======== 抜粋

3月12日の記者会見から、患者家族である2人の父親、牛山医師、河合弁護士の冒頭発言と質疑応答の要旨を3回にわたって掲載する。
T「何が原因なのか究明を」―患者の父親
がん宣告のショック
―小児甲状腺がんと宣告されたときは
Aさん 10代の子どもががんと言われまして、私も妻も大変ショックでした。それ以上に本人もショックで、大泣きしたというのが事実です。
Bさん うちの場合も、先生からダイレクトに「あなたはがんです」って言われまして、息子も、顔面蒼白になって、椅子に座っていられないぐらい血の気が引いちゃったような感じになりました。私も、がんと言われて正直、気が遠くなるような感じで、ひどい思いをしましたけど、息子は、ショックで数日間ふさぎ込んでおりました。
―誰かに相談は
Aさん 自分の子どもががんであるということは誰にも言えませんでした。子どもも友達には言えません。学校には伝えてはいますが、誰に相談していいかというのもわからなくて、家族だけで悩むということがずっとありました。病院にいったときにちょっと先生と話すくらいで、その他ではもう甲状腺がんの話を出すということが正直できなかった状況です。
Bさん 孤立と言いますか、自分の子どもが実際にがんと診断されて他人に相談できるかと言ったら、たぶんできる人はいないと思います。
がん、イコール死というイメージが強かったものですから、とにかくもう、本当に恐ろしいというか、怖かったです。
「放射線の影響」
―県立医大の対応や説明については
Aさん 「放射線の影響とは考えにくい」と言われて、では何が悪かったのかを知りたいというのが本当のところです。「考えにくい」というのに何度も検査しているわけで、何でなのかなという思いがあります。原因がはっきりわからないので、今後、再発しないかとか、他に転移はしないかとか、それが一番心配なところです。
Bさん 息子の目の前で「あなたはがんですよ」って言われたのは、ものすごくショックでした。10代の思春期の子どもに、ちょっとあの言い方はきつかったという感じがします。私たちは、当然ながら甲状腺がんの知識はないので、とにかく藁にもすがる思いで、先生の言うことを聞いて、治療すれば大丈夫なのかなと思っておりました。ただ再発ということが払しょくできないのが不安です。

================
======== 抽出データ

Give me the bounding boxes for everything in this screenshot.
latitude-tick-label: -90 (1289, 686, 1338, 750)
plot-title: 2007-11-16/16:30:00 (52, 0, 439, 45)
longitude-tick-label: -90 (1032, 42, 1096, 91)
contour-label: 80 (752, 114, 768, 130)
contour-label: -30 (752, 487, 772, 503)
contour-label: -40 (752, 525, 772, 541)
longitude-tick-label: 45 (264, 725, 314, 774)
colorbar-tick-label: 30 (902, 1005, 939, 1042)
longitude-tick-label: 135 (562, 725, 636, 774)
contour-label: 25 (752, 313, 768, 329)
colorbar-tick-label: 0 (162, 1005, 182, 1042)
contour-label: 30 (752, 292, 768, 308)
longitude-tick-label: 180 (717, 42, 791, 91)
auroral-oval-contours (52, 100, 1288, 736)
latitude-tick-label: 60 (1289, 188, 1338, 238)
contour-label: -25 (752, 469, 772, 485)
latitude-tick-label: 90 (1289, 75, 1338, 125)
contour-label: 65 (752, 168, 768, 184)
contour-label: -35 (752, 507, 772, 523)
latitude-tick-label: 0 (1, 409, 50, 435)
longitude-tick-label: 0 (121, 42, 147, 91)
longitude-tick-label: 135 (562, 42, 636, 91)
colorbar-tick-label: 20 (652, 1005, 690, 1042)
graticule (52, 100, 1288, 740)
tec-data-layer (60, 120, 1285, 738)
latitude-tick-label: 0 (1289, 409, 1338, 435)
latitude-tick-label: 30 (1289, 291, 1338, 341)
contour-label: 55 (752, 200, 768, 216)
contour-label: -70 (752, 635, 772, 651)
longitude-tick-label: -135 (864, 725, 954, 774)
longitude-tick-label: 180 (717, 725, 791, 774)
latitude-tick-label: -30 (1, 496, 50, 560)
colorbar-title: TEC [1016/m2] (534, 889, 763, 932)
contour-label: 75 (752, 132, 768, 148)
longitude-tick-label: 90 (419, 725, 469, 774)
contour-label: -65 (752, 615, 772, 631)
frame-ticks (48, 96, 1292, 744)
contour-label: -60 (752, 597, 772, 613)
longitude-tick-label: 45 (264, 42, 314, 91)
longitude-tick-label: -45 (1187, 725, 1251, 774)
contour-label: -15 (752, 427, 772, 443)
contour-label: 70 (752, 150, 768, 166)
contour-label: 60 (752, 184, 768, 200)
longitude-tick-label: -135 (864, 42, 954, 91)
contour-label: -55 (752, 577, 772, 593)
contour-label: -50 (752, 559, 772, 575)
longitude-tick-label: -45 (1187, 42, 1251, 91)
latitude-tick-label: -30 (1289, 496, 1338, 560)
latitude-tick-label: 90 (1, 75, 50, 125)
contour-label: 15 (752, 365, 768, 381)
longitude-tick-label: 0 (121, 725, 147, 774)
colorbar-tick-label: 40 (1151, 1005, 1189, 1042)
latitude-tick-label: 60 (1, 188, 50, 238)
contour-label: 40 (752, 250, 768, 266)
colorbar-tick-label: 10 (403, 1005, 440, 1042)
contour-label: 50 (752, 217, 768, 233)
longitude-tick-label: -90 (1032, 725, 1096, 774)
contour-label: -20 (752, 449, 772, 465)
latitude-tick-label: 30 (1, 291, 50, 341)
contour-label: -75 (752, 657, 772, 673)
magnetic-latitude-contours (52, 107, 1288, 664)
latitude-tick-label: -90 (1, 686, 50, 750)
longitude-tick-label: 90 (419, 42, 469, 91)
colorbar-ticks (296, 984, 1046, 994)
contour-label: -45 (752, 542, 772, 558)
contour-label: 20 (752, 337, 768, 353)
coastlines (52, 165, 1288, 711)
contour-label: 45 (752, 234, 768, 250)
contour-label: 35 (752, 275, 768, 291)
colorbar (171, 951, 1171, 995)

================

> 資料の設問
- A) 記者会見の抜粋で、原因がはっきりわからないことからAさんが一番心配だと述べている点を答えよ。
- B) 記者会見の抜粋を、最後の文の続きから書き継げ。

> 解答
- A) 今後再発しないか、他に転移しないかという点。

- B)
―医師から、セカンド・オピニオンや、患者会についての説明は
Aさん セカンド・オピニオンについてはっきりした説明はなかったと記憶しております。患者会については、甲状腺がんも全部含めた(がん一般の)案内はいただきました。診察時間が10分ぐらいだったので、説明もそれくらいだったと思います。
医大に紹介された患者会に妻が行ってきました。患者会というより、先生の説明会という感じで、甲状腺がんを持つ親というのは見受けられなかったようです。
Bさん セカンド・オピニオンについては何の説明もありませんでした。患者会についても知りませんでした。説明の時間は10分以内だったと思います。
―放射線の影響にかんする説明は
Aさん 診察の時、「放射線の影響はあるのですか」と訊きましたら、「影響はない」ではなかったのですけど、「考えにくい」という表現で言われました。
Bさん 私の場合は、当然、原発の影響かなと思いまして、訊ねてみたところ、先生は「ありません」とはっきりおっしゃいました。
―小児甲状腺がんが多発していることについて、「過剰診断をしているからでは」という専門家もいますが
Aさん 確かに検査の精度も上がって、従来なら見つからなかった小さながんも見つかるようになったとは思います。しかしうちの娘の場合、比較的大きな状態で見つかりました。明らかにがんだとわかる形で見つかっていますので、過剰診断とかではないと思います。
患者・家族が孤立
―顔を隠し音声も変えてしか話をすることができない状況については
Aさん 甲状腺がんの原因がはっきりしていませんので、今のところ原因がわからないのでこういう状態になっていると思います。原因がはっきりわかっていれば、いいのですけど。
それから、福島県では、放射能による風評被害というのもかなり大きくて、放射線とかその辺の言葉を言うと、さらに風評を高めてしまうとか、農産物が売れなかったりとか、非常にその辺が ……。だから無意識のうちにそういった言葉を言いづらくなってしまっていると思います。
ケアと原因究明
―政府や福島県にたいして訴えたいことは
Aさん 「放射線の影響とは考えにくい」というのが今の見解ですので、放射線の影響ではないとするならば、他の原因が何なのか、(小児甲状腺がんと診断された)166名の方々の原因を探っていただきたい。
Bさん 放射線との因果関係は極めて低いという見解が出されていますけど、では一体何が本当なのかを知りたいです。
―東京電力には
Aさん 今のところちょっと思い当たることはありません。
Bさん 東京電力さんが原因だという確たる証拠があるわけじゃないので、そこのところはすいません、控えさせてもらいます。
―患者と家族にとって何が必要ですか
Aさん やはり10代の子どもががんと言われまして、非常に落ち込んでしまいまして、それが家族としては一番心配するところです。精神的なケアを充実してもらいたいと思います。
Bさん 今後望むのは、メンタルのケアをやっていただきたいと思います。
―一番の要求は原因をはっきりさせることですか
Aさん 原因はわかっていないのですけれども、原発事故の当時福島で生活していたこと(は事実)。「放射線の影響が考えにくい」というのであれば、それ以外の原因は何があるのかを知りたいです。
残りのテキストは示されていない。